[Document text]
_ _ _ _ _ _ _
San Ramon, Pleasanton teens finalists in elite science contest
By Lou Fancher
Someday, their projects may mean that electronics are more efficient, cameras are better focused and fuels are climate-friendly. But even if that day never comes, three 17-year-old scientists already have put the Tri-Valley on the map.
The students -- two from the same school -- are among the 40 finalists in this year's Intel Science Talent Search, one of the country's most prestigious and competitive awards in science and technology for high school students. More than 1,800 students entered.
Seniors Janel Lee, of Amador Valley High School in Pleasanton, and Saranesh Prembabu and Augustine Chemparathy, of Dougherty Valley High in San Ramon, will travel in March to Washington, D.C., where nine students whose projects demonstrate excellent potential in basic research, global good and innovation will receive more than $1 million in awards, including three top awards of $150,000.
Despite their projects' humble origins -- a shiny speck of atoms no bigger than a pinhead, a mathematical algorithm, oily algae -- the students say big awards pale in light of the sheer joy of applying ideas and discovering solutions. Even finding new questions to ask are worthy results, they say.
Working with perovskites, a material commonly found in electronic sensors and memory devices, Prembabu channeled his fondness for nonintuitive, natural world realization into improved energy storage. Ever since he saw sunlight funnel through a magnifying lens and set paper aflame, he's been fascinated by breaking physical barriers.
"I found a way to exploit the material's magnetism and electrical behavior," he says, making a complex manipulation to reduce energy waste and increase an electronic device's high-speed computational capacity sound like a breeze.
_ _ _ _ _ _ _
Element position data
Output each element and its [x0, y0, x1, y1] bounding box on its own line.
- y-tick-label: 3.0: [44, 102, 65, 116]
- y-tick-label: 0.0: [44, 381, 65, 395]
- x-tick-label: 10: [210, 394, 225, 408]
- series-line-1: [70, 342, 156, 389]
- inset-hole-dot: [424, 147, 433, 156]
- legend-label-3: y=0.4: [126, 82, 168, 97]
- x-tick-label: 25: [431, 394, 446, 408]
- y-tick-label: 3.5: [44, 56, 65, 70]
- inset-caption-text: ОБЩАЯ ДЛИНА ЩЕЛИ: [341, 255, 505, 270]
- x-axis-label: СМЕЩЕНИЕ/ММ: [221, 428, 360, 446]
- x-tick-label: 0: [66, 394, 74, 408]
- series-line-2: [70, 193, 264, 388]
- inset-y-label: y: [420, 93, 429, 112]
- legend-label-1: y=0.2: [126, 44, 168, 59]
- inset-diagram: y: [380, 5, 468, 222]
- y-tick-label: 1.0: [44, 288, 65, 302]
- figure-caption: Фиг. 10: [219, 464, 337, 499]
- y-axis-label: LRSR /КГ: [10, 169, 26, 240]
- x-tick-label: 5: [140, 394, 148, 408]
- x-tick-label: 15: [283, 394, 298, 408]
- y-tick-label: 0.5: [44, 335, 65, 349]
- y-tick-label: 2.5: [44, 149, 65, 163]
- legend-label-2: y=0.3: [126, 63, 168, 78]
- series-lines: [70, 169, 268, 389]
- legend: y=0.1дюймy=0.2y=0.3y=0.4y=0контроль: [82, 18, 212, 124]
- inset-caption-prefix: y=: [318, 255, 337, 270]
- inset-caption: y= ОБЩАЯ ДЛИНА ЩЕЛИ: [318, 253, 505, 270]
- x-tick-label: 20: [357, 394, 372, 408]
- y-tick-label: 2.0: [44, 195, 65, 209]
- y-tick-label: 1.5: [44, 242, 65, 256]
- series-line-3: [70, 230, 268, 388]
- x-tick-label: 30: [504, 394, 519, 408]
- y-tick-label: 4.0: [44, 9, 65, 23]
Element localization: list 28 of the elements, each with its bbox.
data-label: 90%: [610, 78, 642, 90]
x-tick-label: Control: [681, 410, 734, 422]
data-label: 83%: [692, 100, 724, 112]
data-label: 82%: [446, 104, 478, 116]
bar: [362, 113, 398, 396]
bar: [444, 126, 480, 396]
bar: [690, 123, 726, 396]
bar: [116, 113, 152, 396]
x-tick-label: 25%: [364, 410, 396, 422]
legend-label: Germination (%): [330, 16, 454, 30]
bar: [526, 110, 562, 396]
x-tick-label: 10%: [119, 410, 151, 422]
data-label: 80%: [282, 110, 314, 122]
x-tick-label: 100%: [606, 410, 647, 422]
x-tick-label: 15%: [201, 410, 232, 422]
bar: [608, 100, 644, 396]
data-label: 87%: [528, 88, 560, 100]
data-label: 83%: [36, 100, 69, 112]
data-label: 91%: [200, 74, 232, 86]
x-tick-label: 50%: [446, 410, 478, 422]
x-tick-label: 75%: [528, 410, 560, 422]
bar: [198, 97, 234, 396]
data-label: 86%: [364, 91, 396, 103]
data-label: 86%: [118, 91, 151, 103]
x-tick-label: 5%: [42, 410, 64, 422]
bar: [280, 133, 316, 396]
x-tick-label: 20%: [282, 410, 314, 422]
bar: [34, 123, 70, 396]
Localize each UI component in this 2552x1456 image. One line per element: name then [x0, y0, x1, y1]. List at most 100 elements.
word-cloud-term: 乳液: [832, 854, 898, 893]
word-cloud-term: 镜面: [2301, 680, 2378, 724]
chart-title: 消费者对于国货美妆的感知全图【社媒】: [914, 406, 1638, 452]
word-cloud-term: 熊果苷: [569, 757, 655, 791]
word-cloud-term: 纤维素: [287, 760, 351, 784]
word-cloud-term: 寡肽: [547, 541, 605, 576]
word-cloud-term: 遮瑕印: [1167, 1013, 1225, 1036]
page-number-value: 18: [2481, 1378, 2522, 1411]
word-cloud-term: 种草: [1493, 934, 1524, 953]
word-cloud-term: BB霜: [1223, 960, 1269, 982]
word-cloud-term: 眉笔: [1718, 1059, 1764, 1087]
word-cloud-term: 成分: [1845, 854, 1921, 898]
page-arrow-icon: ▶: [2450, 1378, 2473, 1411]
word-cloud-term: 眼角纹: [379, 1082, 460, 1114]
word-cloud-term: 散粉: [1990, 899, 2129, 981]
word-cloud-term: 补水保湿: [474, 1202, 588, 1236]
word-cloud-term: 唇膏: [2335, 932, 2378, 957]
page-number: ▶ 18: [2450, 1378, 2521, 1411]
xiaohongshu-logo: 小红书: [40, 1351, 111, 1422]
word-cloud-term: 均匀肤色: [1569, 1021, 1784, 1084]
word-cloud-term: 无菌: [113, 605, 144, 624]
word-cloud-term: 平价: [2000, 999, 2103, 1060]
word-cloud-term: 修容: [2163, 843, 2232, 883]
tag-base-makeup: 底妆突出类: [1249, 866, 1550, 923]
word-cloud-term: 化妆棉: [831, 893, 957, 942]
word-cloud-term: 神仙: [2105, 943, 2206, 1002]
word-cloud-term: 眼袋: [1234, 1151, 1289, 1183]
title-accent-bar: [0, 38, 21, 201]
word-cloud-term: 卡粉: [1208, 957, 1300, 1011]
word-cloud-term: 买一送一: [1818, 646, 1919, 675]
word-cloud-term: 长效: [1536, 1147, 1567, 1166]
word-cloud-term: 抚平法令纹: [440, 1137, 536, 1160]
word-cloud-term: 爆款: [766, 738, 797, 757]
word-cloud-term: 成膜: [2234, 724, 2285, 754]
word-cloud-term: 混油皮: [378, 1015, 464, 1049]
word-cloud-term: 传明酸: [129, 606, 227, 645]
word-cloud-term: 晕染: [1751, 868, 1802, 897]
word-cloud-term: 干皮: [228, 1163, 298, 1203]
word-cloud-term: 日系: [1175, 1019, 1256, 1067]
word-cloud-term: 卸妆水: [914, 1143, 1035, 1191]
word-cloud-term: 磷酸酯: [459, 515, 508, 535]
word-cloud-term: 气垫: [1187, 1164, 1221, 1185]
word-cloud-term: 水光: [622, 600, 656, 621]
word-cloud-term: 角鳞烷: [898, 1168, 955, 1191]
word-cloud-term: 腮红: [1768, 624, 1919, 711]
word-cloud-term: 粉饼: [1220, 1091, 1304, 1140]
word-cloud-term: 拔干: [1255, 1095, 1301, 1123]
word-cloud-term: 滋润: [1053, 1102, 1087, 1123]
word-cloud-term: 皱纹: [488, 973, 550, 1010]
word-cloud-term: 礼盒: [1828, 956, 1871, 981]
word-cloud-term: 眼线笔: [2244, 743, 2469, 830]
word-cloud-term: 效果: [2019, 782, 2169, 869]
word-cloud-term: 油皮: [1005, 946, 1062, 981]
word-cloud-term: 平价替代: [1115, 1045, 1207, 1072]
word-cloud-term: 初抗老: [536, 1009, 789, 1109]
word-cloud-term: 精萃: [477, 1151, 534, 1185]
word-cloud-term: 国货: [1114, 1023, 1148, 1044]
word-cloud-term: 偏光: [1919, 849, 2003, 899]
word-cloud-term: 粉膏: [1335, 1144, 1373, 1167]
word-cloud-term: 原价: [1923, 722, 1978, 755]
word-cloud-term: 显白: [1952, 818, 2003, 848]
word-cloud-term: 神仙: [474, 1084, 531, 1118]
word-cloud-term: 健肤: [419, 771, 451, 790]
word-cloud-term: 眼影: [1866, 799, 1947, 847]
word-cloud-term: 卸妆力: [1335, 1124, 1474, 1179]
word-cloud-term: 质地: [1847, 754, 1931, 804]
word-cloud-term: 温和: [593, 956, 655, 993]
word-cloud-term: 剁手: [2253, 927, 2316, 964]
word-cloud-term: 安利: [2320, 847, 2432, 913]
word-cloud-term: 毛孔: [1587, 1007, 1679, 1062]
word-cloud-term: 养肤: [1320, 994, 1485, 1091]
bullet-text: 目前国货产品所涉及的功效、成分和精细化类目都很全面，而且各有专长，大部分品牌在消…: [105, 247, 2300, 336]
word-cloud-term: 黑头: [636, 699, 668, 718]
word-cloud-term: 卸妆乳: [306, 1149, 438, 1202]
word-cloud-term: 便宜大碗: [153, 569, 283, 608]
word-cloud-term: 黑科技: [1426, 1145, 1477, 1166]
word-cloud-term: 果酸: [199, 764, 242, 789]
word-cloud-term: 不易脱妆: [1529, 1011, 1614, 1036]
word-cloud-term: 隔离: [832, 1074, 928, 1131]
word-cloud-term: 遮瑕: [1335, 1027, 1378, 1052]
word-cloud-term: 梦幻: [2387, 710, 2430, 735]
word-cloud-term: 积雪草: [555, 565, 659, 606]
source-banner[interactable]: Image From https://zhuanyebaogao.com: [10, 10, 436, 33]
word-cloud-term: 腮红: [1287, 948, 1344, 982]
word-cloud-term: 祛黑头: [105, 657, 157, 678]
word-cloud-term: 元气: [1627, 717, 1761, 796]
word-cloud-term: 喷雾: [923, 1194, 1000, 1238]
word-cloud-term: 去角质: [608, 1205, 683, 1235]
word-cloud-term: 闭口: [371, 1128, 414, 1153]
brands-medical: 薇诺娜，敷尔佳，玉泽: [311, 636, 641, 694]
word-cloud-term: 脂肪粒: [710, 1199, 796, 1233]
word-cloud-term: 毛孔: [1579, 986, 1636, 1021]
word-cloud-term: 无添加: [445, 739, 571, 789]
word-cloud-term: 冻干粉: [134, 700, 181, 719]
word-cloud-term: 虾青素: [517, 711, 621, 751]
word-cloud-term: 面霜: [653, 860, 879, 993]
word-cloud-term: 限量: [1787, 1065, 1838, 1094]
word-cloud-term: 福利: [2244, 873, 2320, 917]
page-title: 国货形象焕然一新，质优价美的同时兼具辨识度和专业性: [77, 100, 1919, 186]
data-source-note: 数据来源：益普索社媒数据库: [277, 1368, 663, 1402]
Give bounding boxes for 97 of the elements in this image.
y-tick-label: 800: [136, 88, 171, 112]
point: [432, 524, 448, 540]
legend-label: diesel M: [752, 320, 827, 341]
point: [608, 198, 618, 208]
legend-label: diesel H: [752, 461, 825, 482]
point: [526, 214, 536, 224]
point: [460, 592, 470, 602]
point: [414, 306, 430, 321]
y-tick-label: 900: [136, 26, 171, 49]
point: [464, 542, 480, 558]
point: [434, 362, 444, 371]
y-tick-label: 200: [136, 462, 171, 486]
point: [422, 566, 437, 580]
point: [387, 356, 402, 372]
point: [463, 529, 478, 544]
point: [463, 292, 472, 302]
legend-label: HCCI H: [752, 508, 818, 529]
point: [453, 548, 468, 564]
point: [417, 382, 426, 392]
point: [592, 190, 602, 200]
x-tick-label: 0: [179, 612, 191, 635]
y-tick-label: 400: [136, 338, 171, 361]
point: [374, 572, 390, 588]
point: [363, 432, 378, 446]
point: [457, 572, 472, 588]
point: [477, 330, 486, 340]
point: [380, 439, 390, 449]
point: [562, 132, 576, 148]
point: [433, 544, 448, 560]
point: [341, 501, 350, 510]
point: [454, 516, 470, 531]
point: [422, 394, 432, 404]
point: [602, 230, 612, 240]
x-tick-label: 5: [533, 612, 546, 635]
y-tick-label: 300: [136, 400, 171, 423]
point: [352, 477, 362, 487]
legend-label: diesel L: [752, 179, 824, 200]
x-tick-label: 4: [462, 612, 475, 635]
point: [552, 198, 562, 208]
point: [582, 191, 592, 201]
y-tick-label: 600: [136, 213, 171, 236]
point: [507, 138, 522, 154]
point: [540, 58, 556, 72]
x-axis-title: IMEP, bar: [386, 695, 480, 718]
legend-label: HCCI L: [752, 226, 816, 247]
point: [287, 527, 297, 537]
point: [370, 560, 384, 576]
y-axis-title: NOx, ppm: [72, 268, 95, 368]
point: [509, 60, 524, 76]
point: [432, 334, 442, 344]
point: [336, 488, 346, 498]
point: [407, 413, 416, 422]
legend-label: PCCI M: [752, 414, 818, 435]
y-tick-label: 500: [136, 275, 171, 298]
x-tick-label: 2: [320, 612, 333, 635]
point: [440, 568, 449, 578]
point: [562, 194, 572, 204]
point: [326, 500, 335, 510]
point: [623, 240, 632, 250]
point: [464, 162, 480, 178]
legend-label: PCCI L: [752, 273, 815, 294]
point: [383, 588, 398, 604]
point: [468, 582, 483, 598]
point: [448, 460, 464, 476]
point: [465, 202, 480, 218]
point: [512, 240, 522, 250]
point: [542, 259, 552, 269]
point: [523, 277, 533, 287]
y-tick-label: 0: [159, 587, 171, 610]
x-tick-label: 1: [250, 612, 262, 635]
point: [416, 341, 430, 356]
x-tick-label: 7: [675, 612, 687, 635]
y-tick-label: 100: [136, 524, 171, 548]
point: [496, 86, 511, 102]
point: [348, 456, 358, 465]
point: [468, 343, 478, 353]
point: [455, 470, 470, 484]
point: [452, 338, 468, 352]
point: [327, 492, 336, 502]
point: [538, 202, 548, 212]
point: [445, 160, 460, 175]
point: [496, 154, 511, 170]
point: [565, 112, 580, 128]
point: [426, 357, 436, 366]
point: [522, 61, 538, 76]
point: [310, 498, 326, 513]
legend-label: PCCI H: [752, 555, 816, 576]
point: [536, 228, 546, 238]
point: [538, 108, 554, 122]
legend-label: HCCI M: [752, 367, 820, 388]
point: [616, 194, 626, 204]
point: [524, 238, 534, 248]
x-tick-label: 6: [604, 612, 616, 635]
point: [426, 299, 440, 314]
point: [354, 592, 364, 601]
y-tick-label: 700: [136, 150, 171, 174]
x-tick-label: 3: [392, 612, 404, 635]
_ _ _ _ _ _ _
[Goal 1] According to the science contest article, how many students entered this year's Intel Science Talent Search?
[Goal 2] Echo the records word for word, starting at their first line and stopping after the line that contains "- y-tick-label: 0.5: [44, 335, 65, 349]", with both ends included.

[Final result 1] More than 1,800 students entered.

[Final result 2]
Output each element and its [x0, y0, x1, y1] bounding box on its own line.
- y-tick-label: 3.0: [44, 102, 65, 116]
- y-tick-label: 0.0: [44, 381, 65, 395]
- x-tick-label: 10: [210, 394, 225, 408]
- series-line-1: [70, 342, 156, 389]
- inset-hole-dot: [424, 147, 433, 156]
- legend-label-3: y=0.4: [126, 82, 168, 97]
- x-tick-label: 25: [431, 394, 446, 408]
- y-tick-label: 3.5: [44, 56, 65, 70]
- inset-caption-text: ОБЩАЯ ДЛИНА ЩЕЛИ: [341, 255, 505, 270]
- x-axis-label: СМЕЩЕНИЕ/ММ: [221, 428, 360, 446]
- x-tick-label: 0: [66, 394, 74, 408]
- series-line-2: [70, 193, 264, 388]
- inset-y-label: y: [420, 93, 429, 112]
- legend-label-1: y=0.2: [126, 44, 168, 59]
- inset-diagram: y: [380, 5, 468, 222]
- y-tick-label: 1.0: [44, 288, 65, 302]
- figure-caption: Фиг. 10: [219, 464, 337, 499]
- y-axis-label: LRSR /КГ: [10, 169, 26, 240]
- x-tick-label: 5: [140, 394, 148, 408]
- x-tick-label: 15: [283, 394, 298, 408]
- y-tick-label: 0.5: [44, 335, 65, 349]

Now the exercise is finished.